What needs to be done - Look through the data below. Collect every line where the word "platform" occurs.

======== Working data

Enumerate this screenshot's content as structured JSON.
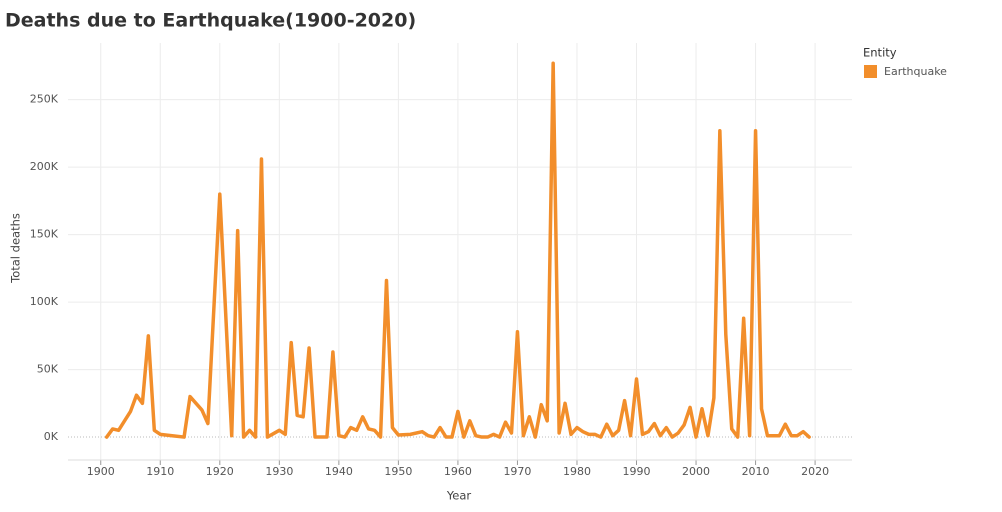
{
  "chart_data": {
    "type": "line",
    "title": "Deaths due to Earthquake(1900-2020)",
    "x_label": "Year",
    "y_label": "Total deaths",
    "legend_title": "Entity",
    "legend": "right",
    "grid": true,
    "x": [
      1901,
      1902,
      1903,
      1905,
      1906,
      1907,
      1908,
      1909,
      1910,
      1912,
      1914,
      1915,
      1917,
      1918,
      1920,
      1922,
      1923,
      1924,
      1925,
      1926,
      1927,
      1928,
      1930,
      1931,
      1932,
      1933,
      1934,
      1935,
      1936,
      1937,
      1938,
      1939,
      1940,
      1941,
      1942,
      1943,
      1944,
      1945,
      1946,
      1947,
      1948,
      1949,
      1950,
      1952,
      1954,
      1955,
      1956,
      1957,
      1958,
      1959,
      1960,
      1961,
      1962,
      1963,
      1964,
      1965,
      1966,
      1967,
      1968,
      1969,
      1970,
      1971,
      1972,
      1973,
      1974,
      1975,
      1976,
      1977,
      1978,
      1979,
      1980,
      1981,
      1982,
      1983,
      1984,
      1985,
      1986,
      1987,
      1988,
      1989,
      1990,
      1991,
      1992,
      1993,
      1994,
      1995,
      1996,
      1997,
      1998,
      1999,
      2000,
      2001,
      2002,
      2003,
      2004,
      2005,
      2006,
      2007,
      2008,
      2009,
      2010,
      2011,
      2012,
      2013,
      2014,
      2015,
      2016,
      2017,
      2018,
      2019
    ],
    "series": [
      {
        "name": "Earthquake",
        "color": "#f28e2b",
        "values": [
          0,
          6000,
          5000,
          19000,
          31000,
          25000,
          75000,
          5000,
          2000,
          1000,
          0,
          30000,
          20000,
          10000,
          180000,
          1000,
          153000,
          0,
          5000,
          0,
          206000,
          0,
          5000,
          2000,
          70000,
          16000,
          15000,
          66000,
          0,
          0,
          0,
          63000,
          1000,
          0,
          7000,
          5000,
          15000,
          6000,
          5000,
          0,
          116000,
          7000,
          1500,
          2000,
          4000,
          1000,
          0,
          7000,
          0,
          0,
          19000,
          0,
          12000,
          1000,
          0,
          0,
          2000,
          0,
          11000,
          3000,
          78000,
          1000,
          15000,
          0,
          24000,
          12000,
          277000,
          3000,
          25000,
          2000,
          7000,
          4000,
          2000,
          2000,
          0,
          9500,
          1000,
          5000,
          27000,
          1000,
          43000,
          2000,
          4000,
          10000,
          1000,
          7000,
          0,
          3000,
          9000,
          22000,
          0,
          21000,
          1000,
          29000,
          227000,
          76000,
          6000,
          0,
          88000,
          1000,
          227000,
          21000,
          1000,
          1000,
          1000,
          9500,
          1000,
          1000,
          4000,
          0
        ]
      }
    ],
    "xlim": [
      1894.5,
      2026.2
    ],
    "xticks": [
      1900,
      1910,
      1920,
      1930,
      1940,
      1950,
      1960,
      1970,
      1980,
      1990,
      2000,
      2010,
      2020
    ],
    "ylim": [
      -17000,
      292000
    ],
    "yticks": [
      {
        "value": 0,
        "label": "0K"
      },
      {
        "value": 50000,
        "label": "50K"
      },
      {
        "value": 100000,
        "label": "100K"
      },
      {
        "value": 150000,
        "label": "150K"
      },
      {
        "value": 200000,
        "label": "200K"
      },
      {
        "value": 250000,
        "label": "250K"
      }
    ]
  }
}
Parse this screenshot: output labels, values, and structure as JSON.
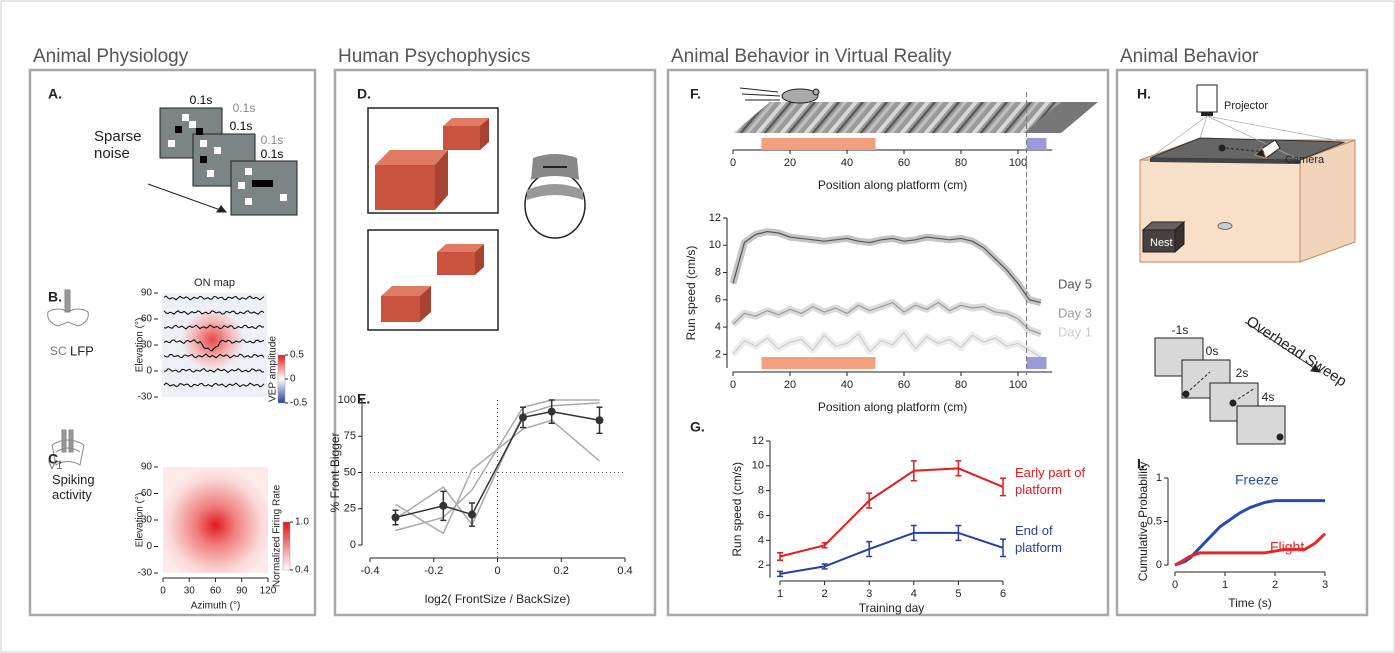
{
  "sections": [
    {
      "title": "Animal Physiology"
    },
    {
      "title": "Human Psychophysics"
    },
    {
      "title": "Animal Behavior in Virtual Reality"
    },
    {
      "title": "Animal Behavior"
    }
  ],
  "panels": {
    "A": {
      "label": "A.",
      "caption": "Sparse noise",
      "frame_times": [
        "0.1s",
        "0.1s",
        "0.1s",
        "0.1s",
        "0.1s"
      ]
    },
    "B": {
      "label": "B.",
      "region": "SC",
      "recording": "LFP",
      "map": {
        "title": "ON map",
        "ylabel": "Elevation (°)",
        "ylim": [
          -30,
          90
        ],
        "yticks": [
          90,
          60,
          30,
          0,
          -30
        ],
        "colorbar": {
          "label": "VEP amplitude",
          "lim": [
            -0.5,
            0.5
          ],
          "ticks": [
            0.5,
            0,
            -0.5
          ]
        }
      }
    },
    "C": {
      "label": "C.",
      "region": "V1",
      "recording": "Spiking activity",
      "map": {
        "xlabel": "Azimuth (°)",
        "ylabel": "Elevation (°)",
        "xlim": [
          0,
          120
        ],
        "xticks": [
          0,
          30,
          60,
          90,
          120
        ],
        "ylim": [
          -30,
          90
        ],
        "yticks": [
          90,
          60,
          30,
          0,
          -30
        ],
        "colorbar": {
          "label": "Normalized Firing Rate",
          "lim": [
            0.4,
            1
          ],
          "ticks": [
            {
              "value": 1,
              "label": "1.0"
            },
            0.4
          ]
        }
      }
    },
    "D": {
      "label": "D."
    },
    "E": {
      "label": "E.",
      "chart": {
        "type": "line",
        "xlabel": "log2( FrontSize / BackSize)",
        "ylabel": "% Front Bigger",
        "xlim": [
          -0.4,
          0.4
        ],
        "xticks": [
          -0.4,
          -0.2,
          0,
          0.2,
          0.4
        ],
        "ylim": [
          0,
          100
        ],
        "yticks": [
          0,
          25,
          50,
          75,
          100
        ],
        "hlines": [
          50
        ],
        "vlines": [
          0
        ],
        "x": [
          -0.32,
          -0.17,
          -0.08,
          0.08,
          0.17,
          0.32
        ],
        "series": [
          {
            "color": "#aaaaaa",
            "values": [
              10,
              19,
              38,
              95,
              100,
              100
            ]
          },
          {
            "color": "#aaaaaa",
            "values": [
              28,
              8,
              52,
              80,
              86,
              58
            ]
          },
          {
            "color": "#aaaaaa",
            "values": [
              18,
              40,
              14,
              90,
              96,
              98
            ]
          },
          {
            "color": "#333333",
            "values": [
              19,
              27,
              21,
              88,
              92,
              86
            ],
            "errors": [
              5,
              10,
              8,
              7,
              8,
              9
            ],
            "markers": true
          }
        ]
      }
    },
    "F": {
      "label": "F.",
      "track": {
        "xlabel": "Position along platform (cm)",
        "xlim": [
          0,
          112
        ],
        "xticks": [
          0,
          20,
          40,
          60,
          80,
          100
        ]
      },
      "regions": [
        {
          "start": 10,
          "end": 50,
          "color": "#f4a07e"
        },
        {
          "start": 103,
          "end": 110,
          "color": "#9c9ad8"
        }
      ],
      "boundary": 103,
      "chart": {
        "type": "line",
        "xlabel": "Position along platform (cm)",
        "ylabel": "Run speed (cm/s)",
        "xlim": [
          0,
          112
        ],
        "xticks": [
          0,
          20,
          40,
          60,
          80,
          100
        ],
        "ylim": [
          1,
          12
        ],
        "yticks": [
          2,
          4,
          6,
          8,
          10,
          12
        ],
        "x": [
          0,
          4,
          8,
          12,
          16,
          20,
          24,
          28,
          32,
          36,
          40,
          44,
          48,
          52,
          56,
          60,
          64,
          68,
          72,
          76,
          80,
          84,
          88,
          92,
          96,
          100,
          104,
          108
        ],
        "series": [
          {
            "name": "Day 5",
            "color": "#555555",
            "values": [
              7.2,
              10.2,
              10.8,
              11.0,
              10.9,
              10.6,
              10.5,
              10.4,
              10.3,
              10.4,
              10.5,
              10.3,
              10.2,
              10.4,
              10.5,
              10.3,
              10.4,
              10.6,
              10.5,
              10.4,
              10.5,
              10.3,
              9.8,
              9.0,
              8.2,
              7.2,
              6.0,
              5.8
            ]
          },
          {
            "name": "Day 3",
            "color": "#999999",
            "values": [
              4.2,
              5.0,
              4.8,
              5.2,
              4.9,
              5.3,
              5.0,
              5.5,
              5.1,
              5.4,
              5.0,
              5.6,
              5.2,
              5.5,
              5.8,
              5.1,
              5.6,
              5.3,
              5.8,
              5.2,
              5.6,
              5.4,
              5.5,
              5.1,
              5.0,
              4.6,
              3.8,
              3.5
            ]
          },
          {
            "name": "Day 1",
            "color": "#cccccc",
            "values": [
              2.0,
              3.0,
              2.6,
              3.2,
              2.4,
              2.9,
              3.1,
              2.3,
              3.4,
              2.6,
              2.8,
              3.5,
              2.2,
              3.0,
              2.7,
              3.6,
              2.4,
              3.3,
              2.8,
              3.1,
              2.5,
              3.4,
              2.9,
              3.2,
              2.6,
              2.8,
              2.3,
              1.8
            ]
          }
        ]
      }
    },
    "G": {
      "label": "G.",
      "chart": {
        "type": "line",
        "xlabel": "Training day",
        "ylabel": "Run speed (cm/s)",
        "xlim": [
          1,
          6
        ],
        "xticks": [
          1,
          2,
          3,
          4,
          5,
          6
        ],
        "ylim": [
          1,
          12
        ],
        "yticks": [
          2,
          4,
          6,
          8,
          10,
          12
        ],
        "x": [
          1,
          2,
          3,
          4,
          5,
          6
        ],
        "series": [
          {
            "name": "Early part of platform",
            "color": "#e41a1c",
            "values": [
              2.7,
              3.6,
              7.2,
              9.6,
              9.8,
              8.3
            ],
            "errors": [
              0.3,
              0.2,
              0.6,
              0.8,
              0.6,
              0.7
            ]
          },
          {
            "name": "End of platform",
            "color": "#2c3e9c",
            "values": [
              1.3,
              1.9,
              3.3,
              4.6,
              4.6,
              3.4
            ],
            "errors": [
              0.2,
              0.2,
              0.6,
              0.6,
              0.6,
              0.7
            ]
          }
        ]
      }
    },
    "H": {
      "label": "H.",
      "projector": "Projector",
      "camera": "Camera",
      "nest": "Nest",
      "sweep": "Overhead Sweep",
      "frame_times": [
        "-1s",
        "0s",
        "2s",
        "4s"
      ]
    },
    "I": {
      "label": "I.",
      "chart": {
        "type": "line",
        "xlabel": "Time (s)",
        "ylabel": "Cumulative Probability",
        "xlim": [
          0,
          3
        ],
        "xticks": [
          0,
          1,
          2,
          3
        ],
        "ylim": [
          0,
          1
        ],
        "yticks": [
          0,
          0.5,
          1
        ],
        "series": [
          {
            "name": "Freeze",
            "color": "#2b4bb0",
            "x": [
              0,
              0.1,
              0.2,
              0.3,
              0.4,
              0.5,
              0.6,
              0.7,
              0.8,
              0.9,
              1.0,
              1.1,
              1.2,
              1.3,
              1.4,
              1.5,
              1.6,
              1.7,
              1.8,
              1.9,
              2.0,
              3.0
            ],
            "values": [
              0,
              0.02,
              0.04,
              0.08,
              0.14,
              0.2,
              0.26,
              0.32,
              0.38,
              0.44,
              0.48,
              0.52,
              0.56,
              0.6,
              0.63,
              0.66,
              0.68,
              0.7,
              0.72,
              0.73,
              0.74,
              0.74
            ]
          },
          {
            "name": "Flight",
            "color": "#e8262b",
            "x": [
              0,
              0.1,
              0.3,
              0.5,
              1.8,
              2.0,
              2.2,
              2.6,
              2.8,
              3.0
            ],
            "values": [
              0,
              0.03,
              0.1,
              0.14,
              0.14,
              0.16,
              0.18,
              0.18,
              0.25,
              0.36
            ]
          }
        ]
      }
    }
  }
}
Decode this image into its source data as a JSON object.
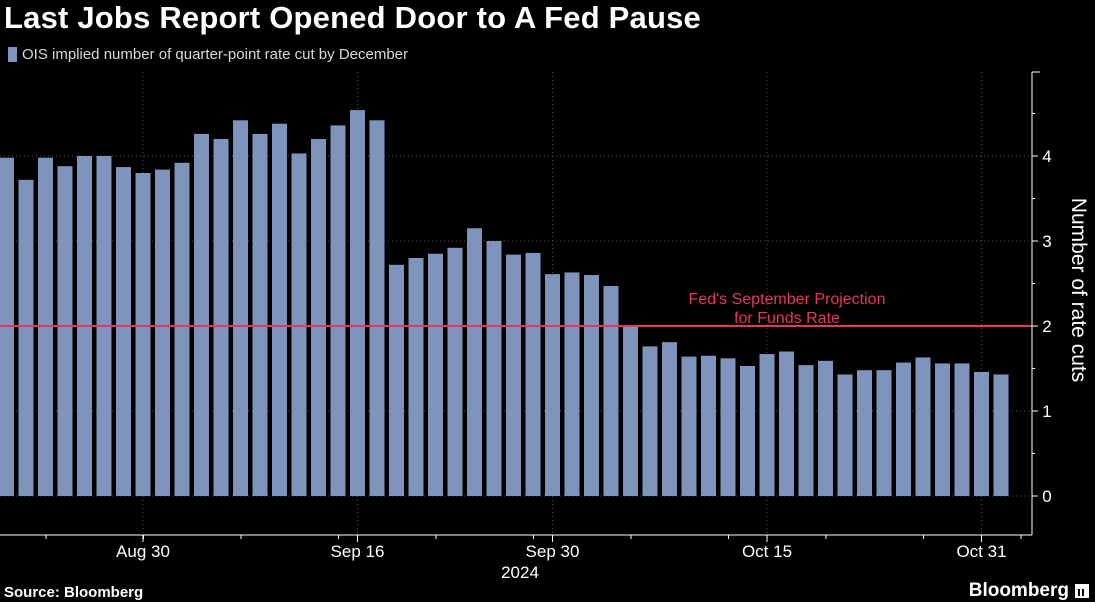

================

Output for this exercise -
        "xlabel": "Position along platform (cm)",
        "xlabel": "Position along platform (cm)",
            "name": "Early part of platform",
            "name": "End of platform",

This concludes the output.